Where a line in the listing contains the string "晋级下一轮队伍数量不超过队伍总量的", copy that line out.

----- Data for the task

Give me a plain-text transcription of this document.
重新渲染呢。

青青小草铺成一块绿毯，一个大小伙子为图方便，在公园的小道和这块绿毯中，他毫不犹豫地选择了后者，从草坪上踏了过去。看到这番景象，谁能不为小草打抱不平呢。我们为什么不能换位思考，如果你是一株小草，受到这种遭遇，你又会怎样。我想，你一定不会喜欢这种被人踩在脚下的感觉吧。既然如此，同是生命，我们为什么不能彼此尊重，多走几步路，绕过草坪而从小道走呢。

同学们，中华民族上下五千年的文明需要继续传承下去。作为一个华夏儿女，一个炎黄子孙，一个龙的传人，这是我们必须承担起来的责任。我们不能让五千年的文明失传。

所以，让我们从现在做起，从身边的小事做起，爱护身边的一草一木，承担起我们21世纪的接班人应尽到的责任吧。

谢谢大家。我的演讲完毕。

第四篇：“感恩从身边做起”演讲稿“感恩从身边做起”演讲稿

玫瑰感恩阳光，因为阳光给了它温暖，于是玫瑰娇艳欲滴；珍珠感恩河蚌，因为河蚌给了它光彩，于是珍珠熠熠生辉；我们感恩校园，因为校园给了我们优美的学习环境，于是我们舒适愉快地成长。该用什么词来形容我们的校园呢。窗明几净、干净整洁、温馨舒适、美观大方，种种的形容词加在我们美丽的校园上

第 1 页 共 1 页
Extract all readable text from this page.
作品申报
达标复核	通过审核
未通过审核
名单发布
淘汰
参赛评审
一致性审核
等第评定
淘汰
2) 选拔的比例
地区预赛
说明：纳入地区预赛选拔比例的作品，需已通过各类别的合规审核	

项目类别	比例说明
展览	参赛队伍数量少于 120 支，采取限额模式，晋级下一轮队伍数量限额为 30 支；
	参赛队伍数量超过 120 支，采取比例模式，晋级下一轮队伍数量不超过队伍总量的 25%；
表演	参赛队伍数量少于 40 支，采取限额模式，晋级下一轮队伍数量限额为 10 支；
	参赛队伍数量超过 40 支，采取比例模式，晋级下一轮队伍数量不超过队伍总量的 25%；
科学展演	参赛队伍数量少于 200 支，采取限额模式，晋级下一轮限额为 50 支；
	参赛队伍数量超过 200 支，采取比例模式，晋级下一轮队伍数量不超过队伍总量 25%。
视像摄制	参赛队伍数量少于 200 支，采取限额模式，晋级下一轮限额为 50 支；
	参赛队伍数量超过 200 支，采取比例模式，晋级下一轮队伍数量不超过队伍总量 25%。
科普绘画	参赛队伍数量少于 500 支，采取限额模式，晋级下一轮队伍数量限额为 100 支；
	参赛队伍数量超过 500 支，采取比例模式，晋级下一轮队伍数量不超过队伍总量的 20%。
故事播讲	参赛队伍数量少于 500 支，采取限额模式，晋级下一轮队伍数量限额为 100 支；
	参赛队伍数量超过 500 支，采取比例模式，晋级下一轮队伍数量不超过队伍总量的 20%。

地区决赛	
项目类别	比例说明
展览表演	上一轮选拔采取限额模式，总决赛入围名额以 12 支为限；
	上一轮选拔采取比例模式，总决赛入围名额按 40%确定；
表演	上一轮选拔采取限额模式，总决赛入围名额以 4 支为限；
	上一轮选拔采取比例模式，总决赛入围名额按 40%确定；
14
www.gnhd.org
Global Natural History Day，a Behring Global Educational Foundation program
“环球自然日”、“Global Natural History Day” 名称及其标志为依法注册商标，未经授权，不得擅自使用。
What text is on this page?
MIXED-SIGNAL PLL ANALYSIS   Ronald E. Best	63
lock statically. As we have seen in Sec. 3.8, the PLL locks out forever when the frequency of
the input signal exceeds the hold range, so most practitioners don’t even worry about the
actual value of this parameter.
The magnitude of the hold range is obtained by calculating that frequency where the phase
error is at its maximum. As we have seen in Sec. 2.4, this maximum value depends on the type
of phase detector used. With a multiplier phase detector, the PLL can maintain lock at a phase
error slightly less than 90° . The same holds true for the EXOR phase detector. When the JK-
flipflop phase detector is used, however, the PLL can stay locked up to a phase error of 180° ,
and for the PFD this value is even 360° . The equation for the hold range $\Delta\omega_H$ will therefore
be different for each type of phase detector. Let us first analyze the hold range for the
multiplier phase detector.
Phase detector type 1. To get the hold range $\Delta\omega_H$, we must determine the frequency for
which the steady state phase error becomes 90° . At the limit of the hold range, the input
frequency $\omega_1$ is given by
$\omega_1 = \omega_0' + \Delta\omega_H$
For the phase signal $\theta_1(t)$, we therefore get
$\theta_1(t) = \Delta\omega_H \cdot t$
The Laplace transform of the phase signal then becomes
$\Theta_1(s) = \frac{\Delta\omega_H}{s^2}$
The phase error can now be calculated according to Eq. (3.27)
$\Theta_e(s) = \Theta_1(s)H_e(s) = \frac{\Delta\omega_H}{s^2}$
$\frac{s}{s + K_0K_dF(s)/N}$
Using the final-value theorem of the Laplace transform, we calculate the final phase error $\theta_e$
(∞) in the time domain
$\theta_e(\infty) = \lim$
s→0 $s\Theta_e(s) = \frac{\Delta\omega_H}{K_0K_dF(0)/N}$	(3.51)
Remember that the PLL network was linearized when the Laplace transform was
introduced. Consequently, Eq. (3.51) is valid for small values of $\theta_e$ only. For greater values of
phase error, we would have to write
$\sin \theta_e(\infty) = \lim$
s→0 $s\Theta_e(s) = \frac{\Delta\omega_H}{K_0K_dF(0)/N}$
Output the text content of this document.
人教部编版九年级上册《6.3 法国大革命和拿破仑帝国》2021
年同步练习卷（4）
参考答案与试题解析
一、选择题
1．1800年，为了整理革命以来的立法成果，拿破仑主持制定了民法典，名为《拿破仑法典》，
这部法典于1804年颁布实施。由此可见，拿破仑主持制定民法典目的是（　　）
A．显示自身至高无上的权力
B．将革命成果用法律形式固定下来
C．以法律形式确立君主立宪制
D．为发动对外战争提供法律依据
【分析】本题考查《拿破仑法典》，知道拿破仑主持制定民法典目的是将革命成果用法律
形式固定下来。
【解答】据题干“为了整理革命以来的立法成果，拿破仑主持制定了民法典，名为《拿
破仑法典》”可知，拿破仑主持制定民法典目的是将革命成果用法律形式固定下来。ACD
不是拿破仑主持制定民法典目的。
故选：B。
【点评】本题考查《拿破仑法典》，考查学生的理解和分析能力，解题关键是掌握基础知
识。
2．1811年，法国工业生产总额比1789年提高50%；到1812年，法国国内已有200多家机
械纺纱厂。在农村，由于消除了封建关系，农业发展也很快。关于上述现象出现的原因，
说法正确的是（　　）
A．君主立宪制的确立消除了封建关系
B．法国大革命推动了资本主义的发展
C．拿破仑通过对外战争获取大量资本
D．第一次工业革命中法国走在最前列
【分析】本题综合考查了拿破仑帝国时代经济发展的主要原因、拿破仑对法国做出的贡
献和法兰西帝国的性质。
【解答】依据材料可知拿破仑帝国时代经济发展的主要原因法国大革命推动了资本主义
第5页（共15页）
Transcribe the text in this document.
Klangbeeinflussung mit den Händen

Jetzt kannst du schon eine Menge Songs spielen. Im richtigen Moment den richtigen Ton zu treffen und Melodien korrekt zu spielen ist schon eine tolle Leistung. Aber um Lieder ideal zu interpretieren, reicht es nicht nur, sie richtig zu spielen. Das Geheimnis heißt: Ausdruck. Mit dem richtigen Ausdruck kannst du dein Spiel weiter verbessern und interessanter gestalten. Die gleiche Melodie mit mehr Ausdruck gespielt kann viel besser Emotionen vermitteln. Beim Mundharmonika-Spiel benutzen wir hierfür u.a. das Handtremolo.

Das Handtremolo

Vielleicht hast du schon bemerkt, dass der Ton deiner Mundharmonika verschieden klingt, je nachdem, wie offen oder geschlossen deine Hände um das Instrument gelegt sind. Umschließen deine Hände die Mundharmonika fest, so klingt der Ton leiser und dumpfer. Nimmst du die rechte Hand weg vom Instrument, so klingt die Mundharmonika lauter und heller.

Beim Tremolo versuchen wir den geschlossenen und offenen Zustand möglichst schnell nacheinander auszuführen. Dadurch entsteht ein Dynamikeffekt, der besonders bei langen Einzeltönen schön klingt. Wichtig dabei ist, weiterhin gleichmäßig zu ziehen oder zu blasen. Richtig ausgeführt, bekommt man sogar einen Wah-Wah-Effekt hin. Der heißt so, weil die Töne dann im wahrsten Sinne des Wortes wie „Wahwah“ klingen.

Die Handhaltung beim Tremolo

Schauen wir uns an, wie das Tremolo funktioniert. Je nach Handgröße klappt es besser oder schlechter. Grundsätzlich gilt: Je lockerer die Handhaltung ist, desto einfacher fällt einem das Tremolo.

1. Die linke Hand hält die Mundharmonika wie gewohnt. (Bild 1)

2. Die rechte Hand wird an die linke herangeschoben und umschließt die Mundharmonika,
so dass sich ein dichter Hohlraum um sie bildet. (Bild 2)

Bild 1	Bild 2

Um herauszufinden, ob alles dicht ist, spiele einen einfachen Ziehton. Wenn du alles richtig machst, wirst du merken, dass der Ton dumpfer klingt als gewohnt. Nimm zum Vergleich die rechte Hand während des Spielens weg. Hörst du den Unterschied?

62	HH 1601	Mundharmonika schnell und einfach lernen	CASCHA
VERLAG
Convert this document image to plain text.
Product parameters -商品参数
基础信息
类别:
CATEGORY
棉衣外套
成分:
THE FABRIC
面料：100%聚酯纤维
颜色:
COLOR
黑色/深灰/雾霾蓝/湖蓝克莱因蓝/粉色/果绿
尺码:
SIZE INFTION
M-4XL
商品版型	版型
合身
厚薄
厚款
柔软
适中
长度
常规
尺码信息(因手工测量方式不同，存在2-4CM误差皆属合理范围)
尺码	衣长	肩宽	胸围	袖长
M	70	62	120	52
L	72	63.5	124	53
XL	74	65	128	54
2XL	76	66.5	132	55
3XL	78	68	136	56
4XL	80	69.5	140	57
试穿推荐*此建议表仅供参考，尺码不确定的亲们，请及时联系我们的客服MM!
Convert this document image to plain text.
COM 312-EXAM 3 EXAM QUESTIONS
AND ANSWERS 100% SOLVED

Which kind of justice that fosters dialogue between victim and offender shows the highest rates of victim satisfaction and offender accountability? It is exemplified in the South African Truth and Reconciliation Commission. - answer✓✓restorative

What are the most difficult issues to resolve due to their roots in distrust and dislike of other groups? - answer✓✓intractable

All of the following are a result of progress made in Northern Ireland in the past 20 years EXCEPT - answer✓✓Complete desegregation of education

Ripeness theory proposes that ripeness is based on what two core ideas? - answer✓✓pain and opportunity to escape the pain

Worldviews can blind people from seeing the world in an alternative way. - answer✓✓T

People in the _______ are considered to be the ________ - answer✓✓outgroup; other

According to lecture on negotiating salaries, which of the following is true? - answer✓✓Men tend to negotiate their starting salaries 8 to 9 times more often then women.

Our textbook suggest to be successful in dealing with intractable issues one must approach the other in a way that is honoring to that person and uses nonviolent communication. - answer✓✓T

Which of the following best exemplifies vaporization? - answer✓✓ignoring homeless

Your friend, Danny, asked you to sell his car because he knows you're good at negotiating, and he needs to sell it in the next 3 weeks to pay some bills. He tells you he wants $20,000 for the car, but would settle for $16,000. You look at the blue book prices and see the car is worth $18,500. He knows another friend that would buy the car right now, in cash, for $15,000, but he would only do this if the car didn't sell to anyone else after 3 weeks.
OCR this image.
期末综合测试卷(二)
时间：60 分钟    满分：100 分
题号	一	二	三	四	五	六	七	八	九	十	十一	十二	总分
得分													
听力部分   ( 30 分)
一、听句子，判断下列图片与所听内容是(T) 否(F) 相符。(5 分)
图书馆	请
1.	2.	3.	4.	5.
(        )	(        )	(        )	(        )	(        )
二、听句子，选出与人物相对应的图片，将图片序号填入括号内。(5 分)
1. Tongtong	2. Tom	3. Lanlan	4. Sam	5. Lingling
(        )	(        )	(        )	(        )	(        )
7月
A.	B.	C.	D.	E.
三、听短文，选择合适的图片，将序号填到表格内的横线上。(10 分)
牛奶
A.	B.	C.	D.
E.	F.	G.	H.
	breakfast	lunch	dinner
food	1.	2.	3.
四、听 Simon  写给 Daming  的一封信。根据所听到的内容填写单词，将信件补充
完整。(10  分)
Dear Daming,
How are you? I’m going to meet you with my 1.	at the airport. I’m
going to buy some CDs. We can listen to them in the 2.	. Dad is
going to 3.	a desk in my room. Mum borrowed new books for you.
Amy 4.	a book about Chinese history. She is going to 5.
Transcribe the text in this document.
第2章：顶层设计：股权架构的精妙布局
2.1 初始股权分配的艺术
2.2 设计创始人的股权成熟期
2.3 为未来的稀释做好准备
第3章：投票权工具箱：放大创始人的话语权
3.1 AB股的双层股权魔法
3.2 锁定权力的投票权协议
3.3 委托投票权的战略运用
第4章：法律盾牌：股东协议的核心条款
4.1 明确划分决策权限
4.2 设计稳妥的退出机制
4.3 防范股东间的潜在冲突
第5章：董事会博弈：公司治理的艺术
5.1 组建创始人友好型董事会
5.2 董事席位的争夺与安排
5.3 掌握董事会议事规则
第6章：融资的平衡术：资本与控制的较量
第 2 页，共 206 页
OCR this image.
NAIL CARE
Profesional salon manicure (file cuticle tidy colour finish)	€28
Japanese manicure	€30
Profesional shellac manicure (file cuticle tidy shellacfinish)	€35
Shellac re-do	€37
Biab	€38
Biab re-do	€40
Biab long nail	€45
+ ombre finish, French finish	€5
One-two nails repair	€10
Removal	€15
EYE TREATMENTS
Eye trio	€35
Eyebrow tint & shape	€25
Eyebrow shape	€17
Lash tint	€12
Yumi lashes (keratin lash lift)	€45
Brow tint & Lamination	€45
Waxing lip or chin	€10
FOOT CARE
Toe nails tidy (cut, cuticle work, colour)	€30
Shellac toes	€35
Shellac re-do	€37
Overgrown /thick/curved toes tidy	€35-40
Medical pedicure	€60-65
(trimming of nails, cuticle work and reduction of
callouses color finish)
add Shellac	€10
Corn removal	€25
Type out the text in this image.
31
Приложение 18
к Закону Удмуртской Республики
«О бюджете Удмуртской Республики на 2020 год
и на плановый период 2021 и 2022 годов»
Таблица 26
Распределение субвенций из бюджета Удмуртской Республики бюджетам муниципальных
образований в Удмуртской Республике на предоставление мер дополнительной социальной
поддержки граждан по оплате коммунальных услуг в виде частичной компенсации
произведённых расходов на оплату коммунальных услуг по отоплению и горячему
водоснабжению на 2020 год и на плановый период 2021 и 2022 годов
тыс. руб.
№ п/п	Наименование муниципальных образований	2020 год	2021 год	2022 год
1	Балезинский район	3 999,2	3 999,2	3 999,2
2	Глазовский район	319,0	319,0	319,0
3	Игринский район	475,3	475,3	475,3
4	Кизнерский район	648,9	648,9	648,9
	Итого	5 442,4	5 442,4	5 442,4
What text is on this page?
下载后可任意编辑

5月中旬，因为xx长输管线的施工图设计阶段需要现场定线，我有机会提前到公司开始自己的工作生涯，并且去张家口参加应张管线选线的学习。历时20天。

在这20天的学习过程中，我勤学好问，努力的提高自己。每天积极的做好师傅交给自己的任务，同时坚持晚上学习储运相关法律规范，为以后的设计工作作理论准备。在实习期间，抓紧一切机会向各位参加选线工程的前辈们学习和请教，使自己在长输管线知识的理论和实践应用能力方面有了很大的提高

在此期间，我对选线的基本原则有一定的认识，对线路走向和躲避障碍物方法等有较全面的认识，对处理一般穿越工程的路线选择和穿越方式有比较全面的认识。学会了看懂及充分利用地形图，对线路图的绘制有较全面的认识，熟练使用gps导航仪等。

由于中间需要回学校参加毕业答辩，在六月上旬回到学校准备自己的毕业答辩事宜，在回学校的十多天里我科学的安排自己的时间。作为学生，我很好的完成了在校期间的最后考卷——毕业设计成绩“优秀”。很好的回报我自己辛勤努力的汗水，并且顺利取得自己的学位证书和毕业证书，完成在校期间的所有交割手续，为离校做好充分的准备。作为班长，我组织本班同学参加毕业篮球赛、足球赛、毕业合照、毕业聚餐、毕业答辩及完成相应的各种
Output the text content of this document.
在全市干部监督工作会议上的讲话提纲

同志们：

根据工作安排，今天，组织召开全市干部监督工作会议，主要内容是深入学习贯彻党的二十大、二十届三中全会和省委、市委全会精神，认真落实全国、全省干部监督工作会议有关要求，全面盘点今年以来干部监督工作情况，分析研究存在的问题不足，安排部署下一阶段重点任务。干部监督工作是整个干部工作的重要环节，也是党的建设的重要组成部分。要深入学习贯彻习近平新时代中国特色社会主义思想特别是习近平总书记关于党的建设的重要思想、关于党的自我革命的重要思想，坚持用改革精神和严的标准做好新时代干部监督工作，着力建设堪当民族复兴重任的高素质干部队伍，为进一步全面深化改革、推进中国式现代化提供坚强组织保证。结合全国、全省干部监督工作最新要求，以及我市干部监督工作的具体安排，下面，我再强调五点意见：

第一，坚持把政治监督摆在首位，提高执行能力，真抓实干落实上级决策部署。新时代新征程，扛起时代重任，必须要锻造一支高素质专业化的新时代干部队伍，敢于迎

----------

■ Exercise solution:
	参赛队伍数量超过 120 支，采取比例模式，晋级下一轮队伍数量不超过队伍总量的 25%；
	参赛队伍数量超过 40 支，采取比例模式，晋级下一轮队伍数量不超过队伍总量的 25%；
	参赛队伍数量超过 500 支，采取比例模式，晋级下一轮队伍数量不超过队伍总量的 20%。
	参赛队伍数量超过 500 支，采取比例模式，晋级下一轮队伍数量不超过队伍总量的 20%。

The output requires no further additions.